*THE PROBLEM*.
Go through the listing and pick out each line with the word "娄底市十二年贯通培养试点实施方案" in it.
::::
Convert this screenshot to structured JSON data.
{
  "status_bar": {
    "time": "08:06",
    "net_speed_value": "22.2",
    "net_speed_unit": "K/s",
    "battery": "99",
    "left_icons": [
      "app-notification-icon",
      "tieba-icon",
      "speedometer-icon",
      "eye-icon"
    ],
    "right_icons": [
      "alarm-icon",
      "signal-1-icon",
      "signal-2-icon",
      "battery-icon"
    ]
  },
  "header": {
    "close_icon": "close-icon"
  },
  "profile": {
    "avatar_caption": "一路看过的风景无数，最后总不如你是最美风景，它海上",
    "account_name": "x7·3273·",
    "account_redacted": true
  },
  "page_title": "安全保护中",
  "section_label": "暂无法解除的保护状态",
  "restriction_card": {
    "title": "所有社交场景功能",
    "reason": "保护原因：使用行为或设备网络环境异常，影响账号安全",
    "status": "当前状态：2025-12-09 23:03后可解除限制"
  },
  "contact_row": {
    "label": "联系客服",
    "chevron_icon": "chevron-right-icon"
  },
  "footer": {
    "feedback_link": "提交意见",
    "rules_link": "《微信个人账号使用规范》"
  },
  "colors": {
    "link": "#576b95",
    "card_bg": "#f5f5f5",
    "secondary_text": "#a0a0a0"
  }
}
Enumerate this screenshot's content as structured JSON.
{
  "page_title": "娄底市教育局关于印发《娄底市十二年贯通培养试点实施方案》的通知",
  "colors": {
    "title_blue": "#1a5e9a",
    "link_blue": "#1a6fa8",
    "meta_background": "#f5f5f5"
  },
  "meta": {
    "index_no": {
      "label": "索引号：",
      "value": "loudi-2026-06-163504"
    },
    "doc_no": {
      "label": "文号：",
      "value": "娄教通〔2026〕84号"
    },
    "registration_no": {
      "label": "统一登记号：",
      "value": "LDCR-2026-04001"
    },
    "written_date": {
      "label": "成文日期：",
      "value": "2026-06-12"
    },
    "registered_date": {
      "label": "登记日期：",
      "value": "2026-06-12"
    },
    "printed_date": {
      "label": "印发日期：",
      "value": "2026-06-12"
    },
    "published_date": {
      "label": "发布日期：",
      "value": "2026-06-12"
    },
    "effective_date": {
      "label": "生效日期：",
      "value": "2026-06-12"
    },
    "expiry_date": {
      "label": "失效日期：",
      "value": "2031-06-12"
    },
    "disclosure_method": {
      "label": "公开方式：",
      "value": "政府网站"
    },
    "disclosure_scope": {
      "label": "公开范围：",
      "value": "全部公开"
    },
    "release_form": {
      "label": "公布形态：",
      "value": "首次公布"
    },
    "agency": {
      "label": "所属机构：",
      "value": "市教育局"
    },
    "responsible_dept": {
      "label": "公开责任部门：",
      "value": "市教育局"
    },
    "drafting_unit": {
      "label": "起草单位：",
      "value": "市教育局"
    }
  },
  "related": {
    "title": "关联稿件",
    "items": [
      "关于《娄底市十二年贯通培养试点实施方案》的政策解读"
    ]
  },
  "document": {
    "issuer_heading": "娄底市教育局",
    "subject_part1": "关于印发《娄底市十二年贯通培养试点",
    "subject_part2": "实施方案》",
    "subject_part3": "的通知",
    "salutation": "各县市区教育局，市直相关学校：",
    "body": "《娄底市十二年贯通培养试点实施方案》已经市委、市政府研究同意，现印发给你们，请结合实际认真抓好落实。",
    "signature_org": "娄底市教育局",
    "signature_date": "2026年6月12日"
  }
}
::::
*PROBLEM SOLUTION*.
  "page_title": "娄底市教育局关于印发《娄底市十二年贯通培养试点实施方案》的通知",
      "关于《娄底市十二年贯通培养试点实施方案》的政策解读"
    "body": "《娄底市十二年贯通培养试点实施方案》已经市委、市政府研究同意，现印发给你们，请结合实际认真抓好落实。",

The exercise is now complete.